(Dataset entries)
--

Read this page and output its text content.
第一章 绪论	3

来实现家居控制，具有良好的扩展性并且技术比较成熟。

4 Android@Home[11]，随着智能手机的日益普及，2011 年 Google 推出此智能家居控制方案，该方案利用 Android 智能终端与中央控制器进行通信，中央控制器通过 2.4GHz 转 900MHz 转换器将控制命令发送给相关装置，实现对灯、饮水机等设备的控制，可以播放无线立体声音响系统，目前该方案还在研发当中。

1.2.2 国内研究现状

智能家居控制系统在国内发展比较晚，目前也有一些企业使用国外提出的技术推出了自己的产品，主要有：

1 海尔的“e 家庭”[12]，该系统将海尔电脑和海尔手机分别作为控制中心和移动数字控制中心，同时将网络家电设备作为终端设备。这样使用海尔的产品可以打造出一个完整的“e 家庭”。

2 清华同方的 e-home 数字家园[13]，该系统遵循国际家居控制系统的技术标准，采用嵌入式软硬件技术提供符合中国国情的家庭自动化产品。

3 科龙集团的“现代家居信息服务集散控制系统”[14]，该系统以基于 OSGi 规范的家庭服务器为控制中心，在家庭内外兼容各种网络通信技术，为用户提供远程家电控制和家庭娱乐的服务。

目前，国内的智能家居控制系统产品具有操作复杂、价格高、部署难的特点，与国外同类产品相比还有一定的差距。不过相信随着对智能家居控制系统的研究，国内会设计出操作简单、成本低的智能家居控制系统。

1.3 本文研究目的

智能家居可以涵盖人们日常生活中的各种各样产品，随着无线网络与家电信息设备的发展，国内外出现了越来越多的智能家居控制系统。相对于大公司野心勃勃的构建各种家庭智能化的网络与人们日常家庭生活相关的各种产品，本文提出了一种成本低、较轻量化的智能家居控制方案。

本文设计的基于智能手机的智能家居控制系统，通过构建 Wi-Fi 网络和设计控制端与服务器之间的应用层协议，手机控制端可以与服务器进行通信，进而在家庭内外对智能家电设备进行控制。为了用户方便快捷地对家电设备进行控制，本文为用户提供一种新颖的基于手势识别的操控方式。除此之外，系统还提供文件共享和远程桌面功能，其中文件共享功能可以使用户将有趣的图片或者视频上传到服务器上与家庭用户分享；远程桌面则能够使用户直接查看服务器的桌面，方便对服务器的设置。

--

* _Written problem_:
Give an exact repetition of all the material.

* _Complete response_:
Read this page and output its text content.
第一章 绪论	3

来实现家居控制，具有良好的扩展性并且技术比较成熟。

4 Android@Home[11]，随着智能手机的日益普及，2011 年 Google 推出此智能家居控制方案，该方案利用 Android 智能终端与中央控制器进行通信，中央控制器通过 2.4GHz 转 900MHz 转换器将控制命令发送给相关装置，实现对灯、饮水机等设备的控制，可以播放无线立体声音响系统，目前该方案还在研发当中。

1.2.2 国内研究现状

智能家居控制系统在国内发展比较晚，目前也有一些企业使用国外提出的技术推出了自己的产品，主要有：

1 海尔的“e 家庭”[12]，该系统将海尔电脑和海尔手机分别作为控制中心和移动数字控制中心，同时将网络家电设备作为终端设备。这样使用海尔的产品可以打造出一个完整的“e 家庭”。

2 清华同方的 e-home 数字家园[13]，该系统遵循国际家居控制系统的技术标准，采用嵌入式软硬件技术提供符合中国国情的家庭自动化产品。

3 科龙集团的“现代家居信息服务集散控制系统”[14]，该系统以基于 OSGi 规范的家庭服务器为控制中心，在家庭内外兼容各种网络通信技术，为用户提供远程家电控制和家庭娱乐的服务。

目前，国内的智能家居控制系统产品具有操作复杂、价格高、部署难的特点，与国外同类产品相比还有一定的差距。不过相信随着对智能家居控制系统的研究，国内会设计出操作简单、成本低的智能家居控制系统。

1.3 本文研究目的

智能家居可以涵盖人们日常生活中的各种各样产品，随着无线网络与家电信息设备的发展，国内外出现了越来越多的智能家居控制系统。相对于大公司野心勃勃的构建各种家庭智能化的网络与人们日常家庭生活相关的各种产品，本文提出了一种成本低、较轻量化的智能家居控制方案。

本文设计的基于智能手机的智能家居控制系统，通过构建 Wi-Fi 网络和设计控制端与服务器之间的应用层协议，手机控制端可以与服务器进行通信，进而在家庭内外对智能家电设备进行控制。为了用户方便快捷地对家电设备进行控制，本文为用户提供一种新颖的基于手势识别的操控方式。除此之外，系统还提供文件共享和远程桌面功能，其中文件共享功能可以使用户将有趣的图片或者视频上传到服务器上与家庭用户分享；远程桌面则能够使用户直接查看服务器的桌面，方便对服务器的设置。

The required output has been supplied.